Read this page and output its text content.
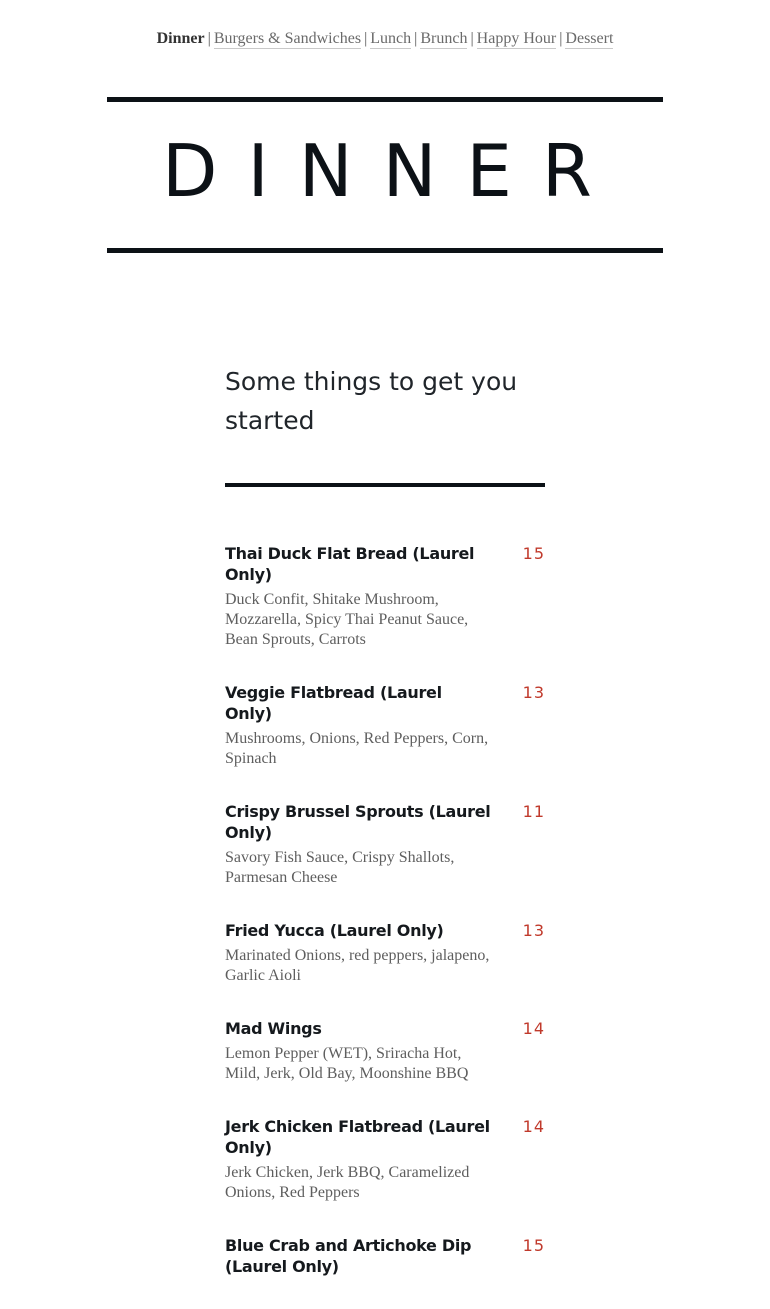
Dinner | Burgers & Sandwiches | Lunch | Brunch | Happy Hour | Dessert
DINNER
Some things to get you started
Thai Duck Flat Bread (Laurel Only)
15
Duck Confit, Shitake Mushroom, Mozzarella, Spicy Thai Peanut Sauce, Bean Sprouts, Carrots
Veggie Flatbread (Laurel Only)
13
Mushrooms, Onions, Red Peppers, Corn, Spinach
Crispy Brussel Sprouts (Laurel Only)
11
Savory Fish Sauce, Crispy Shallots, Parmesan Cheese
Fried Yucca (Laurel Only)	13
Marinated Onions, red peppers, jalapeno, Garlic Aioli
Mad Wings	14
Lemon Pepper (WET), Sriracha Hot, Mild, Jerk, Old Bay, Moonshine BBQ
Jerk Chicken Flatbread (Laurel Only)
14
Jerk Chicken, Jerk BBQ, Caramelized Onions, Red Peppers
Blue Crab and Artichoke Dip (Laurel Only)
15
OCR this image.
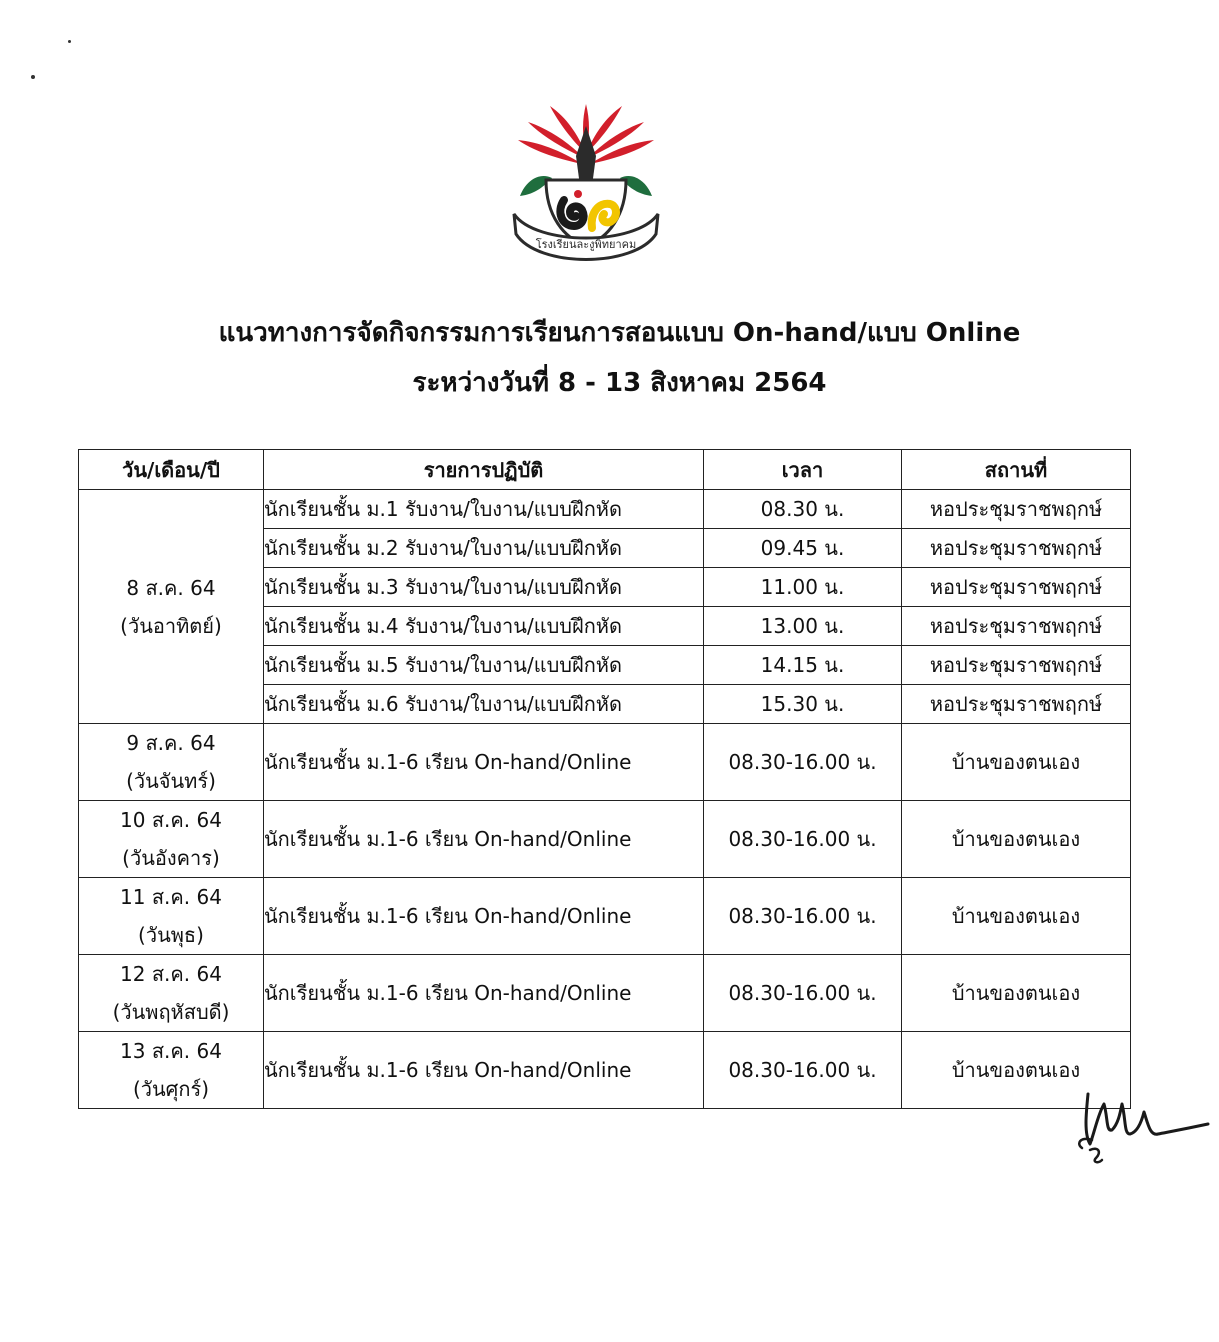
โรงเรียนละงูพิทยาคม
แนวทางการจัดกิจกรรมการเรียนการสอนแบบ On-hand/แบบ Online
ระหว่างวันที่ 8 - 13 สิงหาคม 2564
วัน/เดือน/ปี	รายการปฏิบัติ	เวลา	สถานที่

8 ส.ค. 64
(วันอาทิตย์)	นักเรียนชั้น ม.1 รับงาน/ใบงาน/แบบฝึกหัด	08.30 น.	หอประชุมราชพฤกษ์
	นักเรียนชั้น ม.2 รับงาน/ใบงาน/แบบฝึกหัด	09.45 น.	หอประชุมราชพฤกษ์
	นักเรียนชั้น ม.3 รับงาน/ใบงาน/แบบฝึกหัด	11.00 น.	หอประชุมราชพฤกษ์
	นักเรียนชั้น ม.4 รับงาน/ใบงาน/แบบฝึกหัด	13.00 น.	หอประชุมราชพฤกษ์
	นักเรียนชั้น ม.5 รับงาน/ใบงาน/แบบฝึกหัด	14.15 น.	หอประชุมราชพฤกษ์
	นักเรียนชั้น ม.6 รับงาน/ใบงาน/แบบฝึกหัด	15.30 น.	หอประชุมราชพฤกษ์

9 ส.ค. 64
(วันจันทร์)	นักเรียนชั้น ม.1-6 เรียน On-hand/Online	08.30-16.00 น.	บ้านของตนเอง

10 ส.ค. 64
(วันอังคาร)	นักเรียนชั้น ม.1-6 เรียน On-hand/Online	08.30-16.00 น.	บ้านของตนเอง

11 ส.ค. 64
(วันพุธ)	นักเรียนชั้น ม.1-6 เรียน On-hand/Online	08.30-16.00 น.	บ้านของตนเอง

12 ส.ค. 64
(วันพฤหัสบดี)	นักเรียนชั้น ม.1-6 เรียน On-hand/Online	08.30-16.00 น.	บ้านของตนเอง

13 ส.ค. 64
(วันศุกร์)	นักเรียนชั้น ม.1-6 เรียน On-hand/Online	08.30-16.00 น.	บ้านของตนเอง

::::

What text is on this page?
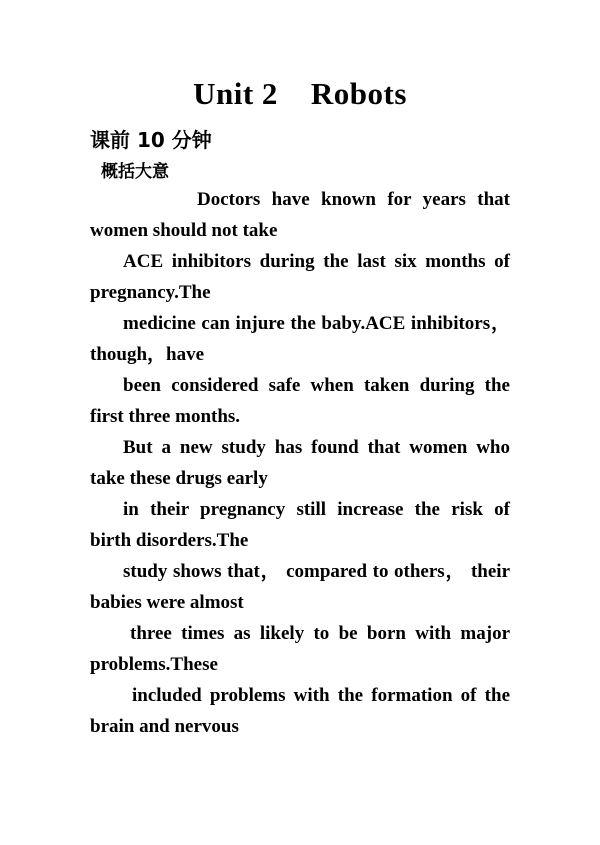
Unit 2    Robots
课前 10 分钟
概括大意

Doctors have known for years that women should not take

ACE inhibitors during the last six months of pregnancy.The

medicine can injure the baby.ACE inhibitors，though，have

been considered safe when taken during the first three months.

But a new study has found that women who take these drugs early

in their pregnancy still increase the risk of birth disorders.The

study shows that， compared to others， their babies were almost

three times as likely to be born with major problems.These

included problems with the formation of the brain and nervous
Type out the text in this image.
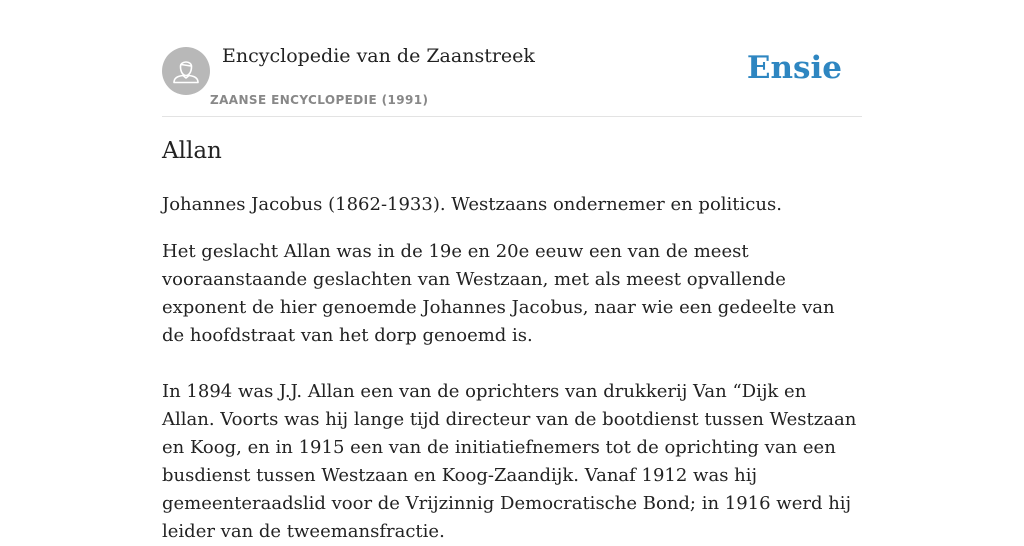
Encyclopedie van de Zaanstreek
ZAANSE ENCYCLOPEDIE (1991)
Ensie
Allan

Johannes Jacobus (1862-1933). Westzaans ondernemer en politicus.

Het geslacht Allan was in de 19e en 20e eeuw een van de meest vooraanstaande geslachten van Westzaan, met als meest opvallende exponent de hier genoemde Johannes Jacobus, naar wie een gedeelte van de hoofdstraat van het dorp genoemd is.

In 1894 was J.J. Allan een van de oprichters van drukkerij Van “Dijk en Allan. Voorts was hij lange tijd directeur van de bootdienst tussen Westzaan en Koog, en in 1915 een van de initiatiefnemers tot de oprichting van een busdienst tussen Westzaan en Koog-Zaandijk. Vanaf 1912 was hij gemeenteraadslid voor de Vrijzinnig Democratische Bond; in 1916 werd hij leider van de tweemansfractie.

::::

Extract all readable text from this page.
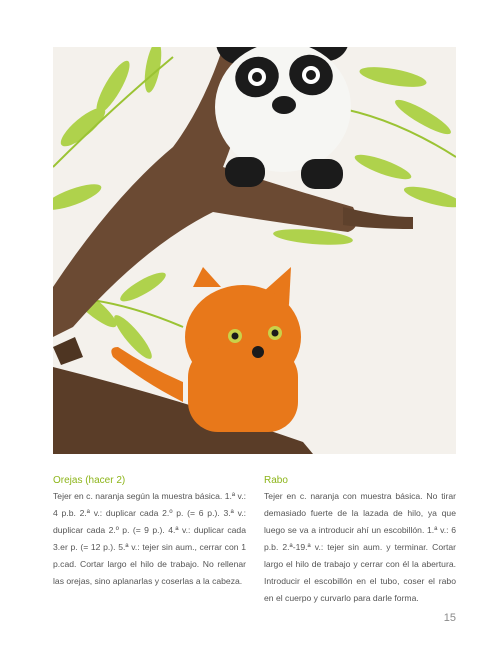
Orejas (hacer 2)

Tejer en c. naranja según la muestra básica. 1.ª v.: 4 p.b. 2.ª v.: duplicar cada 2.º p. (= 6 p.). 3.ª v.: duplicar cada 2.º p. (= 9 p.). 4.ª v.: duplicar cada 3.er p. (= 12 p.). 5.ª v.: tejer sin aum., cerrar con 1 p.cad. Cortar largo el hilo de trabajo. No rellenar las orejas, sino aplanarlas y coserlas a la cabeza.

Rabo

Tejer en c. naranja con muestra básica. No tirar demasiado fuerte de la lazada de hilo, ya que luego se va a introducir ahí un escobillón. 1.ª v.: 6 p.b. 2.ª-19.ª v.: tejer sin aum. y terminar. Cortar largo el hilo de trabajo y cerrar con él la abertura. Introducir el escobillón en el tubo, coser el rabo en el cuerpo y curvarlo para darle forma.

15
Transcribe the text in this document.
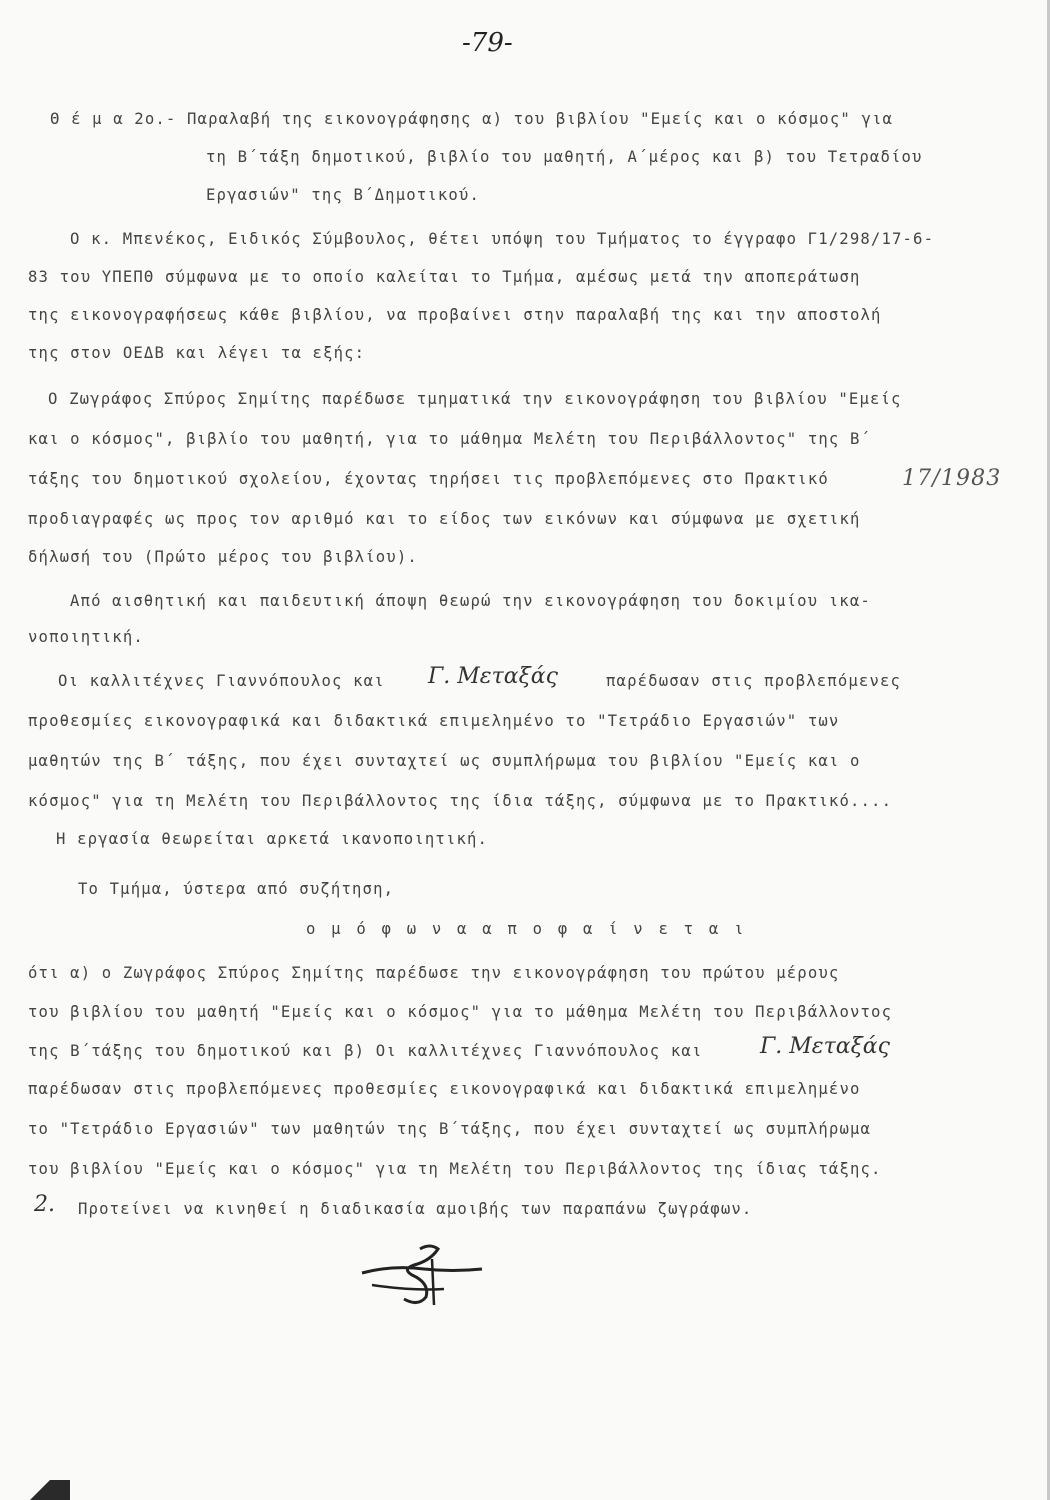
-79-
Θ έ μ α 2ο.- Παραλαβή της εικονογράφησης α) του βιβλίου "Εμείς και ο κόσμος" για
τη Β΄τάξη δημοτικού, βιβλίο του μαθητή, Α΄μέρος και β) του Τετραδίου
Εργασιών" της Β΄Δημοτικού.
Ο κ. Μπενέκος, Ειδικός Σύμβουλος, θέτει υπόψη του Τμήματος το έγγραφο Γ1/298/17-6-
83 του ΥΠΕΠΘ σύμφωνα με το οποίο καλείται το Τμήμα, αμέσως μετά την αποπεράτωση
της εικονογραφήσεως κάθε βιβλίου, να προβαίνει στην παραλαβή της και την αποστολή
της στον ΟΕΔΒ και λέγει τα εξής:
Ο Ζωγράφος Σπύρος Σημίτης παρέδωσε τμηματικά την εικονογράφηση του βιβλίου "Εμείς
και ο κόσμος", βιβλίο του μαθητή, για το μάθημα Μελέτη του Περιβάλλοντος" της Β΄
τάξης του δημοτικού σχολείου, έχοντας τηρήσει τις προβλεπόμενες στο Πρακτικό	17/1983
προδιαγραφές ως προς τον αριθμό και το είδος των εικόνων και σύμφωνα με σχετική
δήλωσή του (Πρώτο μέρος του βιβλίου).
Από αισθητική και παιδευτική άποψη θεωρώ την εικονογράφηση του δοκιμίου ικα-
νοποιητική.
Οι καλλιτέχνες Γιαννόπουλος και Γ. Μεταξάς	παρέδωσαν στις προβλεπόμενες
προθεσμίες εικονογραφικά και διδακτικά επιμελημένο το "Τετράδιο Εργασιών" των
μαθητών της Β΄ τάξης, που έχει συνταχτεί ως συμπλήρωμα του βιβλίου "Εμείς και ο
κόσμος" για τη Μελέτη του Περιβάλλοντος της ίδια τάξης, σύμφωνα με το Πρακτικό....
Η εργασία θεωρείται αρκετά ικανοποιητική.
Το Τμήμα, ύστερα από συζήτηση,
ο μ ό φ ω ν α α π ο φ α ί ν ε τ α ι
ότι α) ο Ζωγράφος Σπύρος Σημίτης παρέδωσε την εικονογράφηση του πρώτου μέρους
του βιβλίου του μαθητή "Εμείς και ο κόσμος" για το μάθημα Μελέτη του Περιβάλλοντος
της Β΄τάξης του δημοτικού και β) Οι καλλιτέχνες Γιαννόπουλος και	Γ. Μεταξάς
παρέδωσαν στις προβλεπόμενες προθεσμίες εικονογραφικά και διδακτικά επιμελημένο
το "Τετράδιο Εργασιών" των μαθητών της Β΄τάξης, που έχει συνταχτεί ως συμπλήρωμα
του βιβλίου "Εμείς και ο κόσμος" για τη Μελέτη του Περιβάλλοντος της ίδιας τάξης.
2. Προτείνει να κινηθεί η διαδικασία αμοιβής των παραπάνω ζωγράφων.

::::

Sift the material for lines with the string "ใบงาน". Copy each one found.

SOLUTION:
(วันอาทิตย์)	นักเรียนชั้น ม.1 รับงาน/ใบงาน/แบบฝึกหัด	08.30 น.	หอประชุมราชพฤกษ์
	นักเรียนชั้น ม.2 รับงาน/ใบงาน/แบบฝึกหัด	09.45 น.	หอประชุมราชพฤกษ์
	นักเรียนชั้น ม.3 รับงาน/ใบงาน/แบบฝึกหัด	11.00 น.	หอประชุมราชพฤกษ์
	นักเรียนชั้น ม.4 รับงาน/ใบงาน/แบบฝึกหัด	13.00 น.	หอประชุมราชพฤกษ์
	นักเรียนชั้น ม.5 รับงาน/ใบงาน/แบบฝึกหัด	14.15 น.	หอประชุมราชพฤกษ์
	นักเรียนชั้น ม.6 รับงาน/ใบงาน/แบบฝึกหัด	15.30 น.	หอประชุมราชพฤกษ์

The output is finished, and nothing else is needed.